## PROBLEM TO SOLVE
Count the lines containing "ГОСУДАРСТВЕННЫХ". Give the number alone.

## PROVIDED ENTRIES
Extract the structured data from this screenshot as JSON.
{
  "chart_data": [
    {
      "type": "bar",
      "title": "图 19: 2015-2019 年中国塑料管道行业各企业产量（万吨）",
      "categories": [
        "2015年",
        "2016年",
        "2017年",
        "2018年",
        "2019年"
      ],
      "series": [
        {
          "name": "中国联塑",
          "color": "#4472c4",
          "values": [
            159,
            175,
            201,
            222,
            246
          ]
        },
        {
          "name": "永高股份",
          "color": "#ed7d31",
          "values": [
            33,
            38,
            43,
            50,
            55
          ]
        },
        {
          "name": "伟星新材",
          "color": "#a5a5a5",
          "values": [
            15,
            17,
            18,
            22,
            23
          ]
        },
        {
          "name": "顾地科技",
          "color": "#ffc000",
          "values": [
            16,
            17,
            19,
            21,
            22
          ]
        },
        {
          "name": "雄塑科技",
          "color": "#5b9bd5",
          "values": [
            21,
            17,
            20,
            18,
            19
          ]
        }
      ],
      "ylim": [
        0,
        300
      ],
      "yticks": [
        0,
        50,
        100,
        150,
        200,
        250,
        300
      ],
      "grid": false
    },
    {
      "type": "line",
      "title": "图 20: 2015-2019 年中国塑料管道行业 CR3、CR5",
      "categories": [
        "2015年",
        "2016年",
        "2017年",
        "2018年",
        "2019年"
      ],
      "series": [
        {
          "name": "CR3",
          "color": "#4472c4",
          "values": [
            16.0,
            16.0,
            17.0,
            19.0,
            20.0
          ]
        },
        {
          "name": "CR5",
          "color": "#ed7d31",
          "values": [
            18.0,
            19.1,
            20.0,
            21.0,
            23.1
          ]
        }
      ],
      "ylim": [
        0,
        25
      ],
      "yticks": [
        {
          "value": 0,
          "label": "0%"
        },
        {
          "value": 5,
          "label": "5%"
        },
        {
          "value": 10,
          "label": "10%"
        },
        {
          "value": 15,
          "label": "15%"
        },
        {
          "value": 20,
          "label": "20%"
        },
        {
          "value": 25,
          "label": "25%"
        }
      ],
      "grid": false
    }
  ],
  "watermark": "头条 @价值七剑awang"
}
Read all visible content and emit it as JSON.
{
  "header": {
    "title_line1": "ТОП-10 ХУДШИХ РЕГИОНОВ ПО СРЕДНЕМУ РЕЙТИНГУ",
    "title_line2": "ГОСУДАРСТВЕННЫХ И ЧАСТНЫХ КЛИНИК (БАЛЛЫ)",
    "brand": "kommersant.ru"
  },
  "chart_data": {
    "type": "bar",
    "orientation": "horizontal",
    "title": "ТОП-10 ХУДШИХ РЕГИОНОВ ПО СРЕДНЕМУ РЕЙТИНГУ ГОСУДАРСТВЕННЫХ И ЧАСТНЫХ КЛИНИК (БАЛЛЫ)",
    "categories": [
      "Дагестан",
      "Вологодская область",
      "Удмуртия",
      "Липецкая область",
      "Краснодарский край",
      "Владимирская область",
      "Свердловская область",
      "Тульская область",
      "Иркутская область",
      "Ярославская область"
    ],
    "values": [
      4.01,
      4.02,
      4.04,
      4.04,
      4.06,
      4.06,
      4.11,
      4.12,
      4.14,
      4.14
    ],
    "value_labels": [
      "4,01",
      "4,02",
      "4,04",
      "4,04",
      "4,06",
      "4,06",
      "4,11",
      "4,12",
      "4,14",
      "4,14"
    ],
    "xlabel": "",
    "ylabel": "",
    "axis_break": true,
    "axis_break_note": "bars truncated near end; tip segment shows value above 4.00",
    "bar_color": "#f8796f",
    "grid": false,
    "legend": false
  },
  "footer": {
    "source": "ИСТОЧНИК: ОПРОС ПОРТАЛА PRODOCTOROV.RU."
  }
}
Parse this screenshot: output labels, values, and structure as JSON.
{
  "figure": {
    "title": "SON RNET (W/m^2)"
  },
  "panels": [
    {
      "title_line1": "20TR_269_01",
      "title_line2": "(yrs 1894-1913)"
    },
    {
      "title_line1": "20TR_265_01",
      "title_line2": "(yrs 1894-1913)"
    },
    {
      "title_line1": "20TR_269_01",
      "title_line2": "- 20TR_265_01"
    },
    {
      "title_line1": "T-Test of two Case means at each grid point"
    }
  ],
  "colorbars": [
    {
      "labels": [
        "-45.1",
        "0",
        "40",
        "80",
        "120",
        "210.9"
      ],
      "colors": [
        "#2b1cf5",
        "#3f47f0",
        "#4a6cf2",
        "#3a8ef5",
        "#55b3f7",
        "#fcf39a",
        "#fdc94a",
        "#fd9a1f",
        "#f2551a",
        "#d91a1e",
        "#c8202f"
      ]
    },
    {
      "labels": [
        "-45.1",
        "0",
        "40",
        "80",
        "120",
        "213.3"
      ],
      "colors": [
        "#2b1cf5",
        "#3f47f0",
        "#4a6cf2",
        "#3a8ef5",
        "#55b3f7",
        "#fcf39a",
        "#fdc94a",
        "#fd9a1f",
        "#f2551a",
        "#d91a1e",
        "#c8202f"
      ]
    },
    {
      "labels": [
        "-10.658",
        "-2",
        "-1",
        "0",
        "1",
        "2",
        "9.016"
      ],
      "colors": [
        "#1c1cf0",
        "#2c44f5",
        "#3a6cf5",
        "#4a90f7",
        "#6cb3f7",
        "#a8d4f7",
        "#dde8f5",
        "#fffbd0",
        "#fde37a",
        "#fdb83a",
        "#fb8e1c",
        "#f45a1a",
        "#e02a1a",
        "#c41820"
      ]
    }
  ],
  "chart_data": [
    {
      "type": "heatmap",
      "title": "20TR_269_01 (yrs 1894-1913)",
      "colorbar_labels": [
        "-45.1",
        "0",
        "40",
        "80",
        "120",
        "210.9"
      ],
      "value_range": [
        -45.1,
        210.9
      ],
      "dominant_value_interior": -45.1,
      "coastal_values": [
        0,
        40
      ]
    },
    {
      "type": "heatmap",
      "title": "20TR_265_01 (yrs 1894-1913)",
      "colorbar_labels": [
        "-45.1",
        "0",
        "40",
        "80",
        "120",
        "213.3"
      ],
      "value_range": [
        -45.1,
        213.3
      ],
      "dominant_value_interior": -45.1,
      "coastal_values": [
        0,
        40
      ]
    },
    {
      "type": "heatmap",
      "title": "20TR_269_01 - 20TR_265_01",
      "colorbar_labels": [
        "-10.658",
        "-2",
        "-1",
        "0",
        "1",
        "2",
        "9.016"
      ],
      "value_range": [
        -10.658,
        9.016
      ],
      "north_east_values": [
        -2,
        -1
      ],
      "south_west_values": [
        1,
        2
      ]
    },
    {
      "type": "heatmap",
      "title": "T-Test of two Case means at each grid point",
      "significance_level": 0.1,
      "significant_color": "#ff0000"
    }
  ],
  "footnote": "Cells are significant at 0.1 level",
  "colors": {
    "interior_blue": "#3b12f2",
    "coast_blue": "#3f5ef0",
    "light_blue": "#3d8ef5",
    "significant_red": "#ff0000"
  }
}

## SOLUTION TO THIS TASK
2